*** Dataset records ***

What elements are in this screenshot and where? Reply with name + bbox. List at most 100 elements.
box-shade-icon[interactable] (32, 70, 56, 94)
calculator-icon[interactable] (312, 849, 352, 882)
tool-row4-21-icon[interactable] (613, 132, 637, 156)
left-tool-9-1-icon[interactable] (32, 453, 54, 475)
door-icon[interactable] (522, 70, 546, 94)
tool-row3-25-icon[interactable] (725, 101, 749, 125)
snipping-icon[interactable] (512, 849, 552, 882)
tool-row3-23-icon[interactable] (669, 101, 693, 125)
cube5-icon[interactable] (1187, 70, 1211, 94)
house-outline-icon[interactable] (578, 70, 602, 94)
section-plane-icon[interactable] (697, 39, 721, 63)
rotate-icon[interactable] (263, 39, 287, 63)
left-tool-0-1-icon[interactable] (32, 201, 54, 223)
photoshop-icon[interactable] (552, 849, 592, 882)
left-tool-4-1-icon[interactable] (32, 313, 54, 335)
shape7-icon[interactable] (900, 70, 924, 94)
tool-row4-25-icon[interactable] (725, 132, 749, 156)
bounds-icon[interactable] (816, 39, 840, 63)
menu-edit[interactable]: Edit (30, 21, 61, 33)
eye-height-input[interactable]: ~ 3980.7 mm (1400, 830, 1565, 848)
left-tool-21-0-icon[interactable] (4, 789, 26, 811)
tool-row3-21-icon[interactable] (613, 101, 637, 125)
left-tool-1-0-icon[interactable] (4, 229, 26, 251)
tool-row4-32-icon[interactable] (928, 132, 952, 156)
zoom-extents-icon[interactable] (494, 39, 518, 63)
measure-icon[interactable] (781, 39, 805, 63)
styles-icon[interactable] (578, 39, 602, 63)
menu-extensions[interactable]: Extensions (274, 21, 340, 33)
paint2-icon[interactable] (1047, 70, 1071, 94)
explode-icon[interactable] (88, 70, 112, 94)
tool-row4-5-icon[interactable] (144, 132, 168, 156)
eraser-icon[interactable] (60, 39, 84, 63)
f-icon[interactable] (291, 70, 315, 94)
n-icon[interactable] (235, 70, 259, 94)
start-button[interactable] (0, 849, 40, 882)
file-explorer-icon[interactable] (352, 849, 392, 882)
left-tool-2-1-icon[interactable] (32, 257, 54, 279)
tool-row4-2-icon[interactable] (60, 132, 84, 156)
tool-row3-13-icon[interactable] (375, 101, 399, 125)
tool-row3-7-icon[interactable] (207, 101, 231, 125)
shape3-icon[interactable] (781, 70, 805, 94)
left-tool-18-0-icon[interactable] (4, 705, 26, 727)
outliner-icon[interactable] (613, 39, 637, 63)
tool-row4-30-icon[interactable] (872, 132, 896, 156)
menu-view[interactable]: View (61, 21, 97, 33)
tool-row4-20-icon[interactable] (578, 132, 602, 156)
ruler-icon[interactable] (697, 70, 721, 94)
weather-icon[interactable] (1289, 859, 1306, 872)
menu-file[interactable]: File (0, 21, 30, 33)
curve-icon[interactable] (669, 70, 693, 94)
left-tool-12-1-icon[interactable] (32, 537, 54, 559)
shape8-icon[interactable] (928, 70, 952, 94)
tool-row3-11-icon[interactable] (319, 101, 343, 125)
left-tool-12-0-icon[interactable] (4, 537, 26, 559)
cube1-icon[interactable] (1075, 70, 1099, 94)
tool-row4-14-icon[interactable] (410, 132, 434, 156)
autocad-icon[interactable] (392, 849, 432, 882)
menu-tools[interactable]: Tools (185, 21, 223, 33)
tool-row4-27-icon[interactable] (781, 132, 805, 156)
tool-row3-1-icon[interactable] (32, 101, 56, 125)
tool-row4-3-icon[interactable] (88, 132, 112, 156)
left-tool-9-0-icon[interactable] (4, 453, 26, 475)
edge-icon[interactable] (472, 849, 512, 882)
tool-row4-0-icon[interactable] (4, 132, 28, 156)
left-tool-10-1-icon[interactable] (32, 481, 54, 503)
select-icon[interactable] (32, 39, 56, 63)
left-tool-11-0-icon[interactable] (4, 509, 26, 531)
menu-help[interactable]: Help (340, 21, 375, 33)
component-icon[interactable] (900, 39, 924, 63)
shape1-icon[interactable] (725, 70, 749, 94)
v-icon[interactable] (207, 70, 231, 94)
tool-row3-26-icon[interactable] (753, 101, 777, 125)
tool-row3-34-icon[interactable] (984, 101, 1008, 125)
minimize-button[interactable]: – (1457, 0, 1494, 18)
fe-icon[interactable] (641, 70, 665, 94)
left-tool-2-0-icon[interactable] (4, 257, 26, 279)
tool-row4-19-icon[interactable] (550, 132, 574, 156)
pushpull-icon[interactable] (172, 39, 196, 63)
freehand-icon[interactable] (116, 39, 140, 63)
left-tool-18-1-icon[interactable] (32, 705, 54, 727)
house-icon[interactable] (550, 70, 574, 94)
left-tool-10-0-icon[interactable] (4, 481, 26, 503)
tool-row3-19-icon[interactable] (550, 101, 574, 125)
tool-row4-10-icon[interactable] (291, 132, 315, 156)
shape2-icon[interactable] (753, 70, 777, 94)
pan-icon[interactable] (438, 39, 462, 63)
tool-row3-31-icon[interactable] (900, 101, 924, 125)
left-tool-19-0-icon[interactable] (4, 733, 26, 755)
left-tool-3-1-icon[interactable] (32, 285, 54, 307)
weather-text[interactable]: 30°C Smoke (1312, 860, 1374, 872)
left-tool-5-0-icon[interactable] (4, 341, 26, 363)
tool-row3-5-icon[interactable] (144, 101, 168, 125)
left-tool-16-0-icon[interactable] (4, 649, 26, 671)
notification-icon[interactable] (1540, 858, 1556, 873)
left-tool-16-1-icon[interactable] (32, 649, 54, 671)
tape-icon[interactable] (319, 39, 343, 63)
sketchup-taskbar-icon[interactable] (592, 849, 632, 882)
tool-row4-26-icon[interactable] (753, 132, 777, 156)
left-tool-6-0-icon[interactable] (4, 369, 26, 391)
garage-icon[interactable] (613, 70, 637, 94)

***

Work required
Revise the items from the first line through the line containing "measure-icon[interactable] (781, 39, 805, 63)", both ends included, changing every "interactable" to "clickable" and keeping everything else unchanged.

Task solution
What elements are in this screenshot and where? Reply with name + bbox. List at most 100 elements.
box-shade-icon[clickable] (32, 70, 56, 94)
calculator-icon[clickable] (312, 849, 352, 882)
tool-row4-21-icon[clickable] (613, 132, 637, 156)
left-tool-9-1-icon[clickable] (32, 453, 54, 475)
door-icon[clickable] (522, 70, 546, 94)
tool-row3-25-icon[clickable] (725, 101, 749, 125)
snipping-icon[clickable] (512, 849, 552, 882)
tool-row3-23-icon[clickable] (669, 101, 693, 125)
cube5-icon[clickable] (1187, 70, 1211, 94)
house-outline-icon[clickable] (578, 70, 602, 94)
section-plane-icon[clickable] (697, 39, 721, 63)
rotate-icon[clickable] (263, 39, 287, 63)
left-tool-0-1-icon[clickable] (32, 201, 54, 223)
photoshop-icon[clickable] (552, 849, 592, 882)
left-tool-4-1-icon[clickable] (32, 313, 54, 335)
shape7-icon[clickable] (900, 70, 924, 94)
tool-row4-25-icon[clickable] (725, 132, 749, 156)
bounds-icon[clickable] (816, 39, 840, 63)
menu-edit[clickable]: Edit (30, 21, 61, 33)
eye-height-input[clickable]: ~ 3980.7 mm (1400, 830, 1565, 848)
left-tool-21-0-icon[clickable] (4, 789, 26, 811)
tool-row3-21-icon[clickable] (613, 101, 637, 125)
left-tool-1-0-icon[clickable] (4, 229, 26, 251)
tool-row4-32-icon[clickable] (928, 132, 952, 156)
zoom-extents-icon[clickable] (494, 39, 518, 63)
measure-icon[clickable] (781, 39, 805, 63)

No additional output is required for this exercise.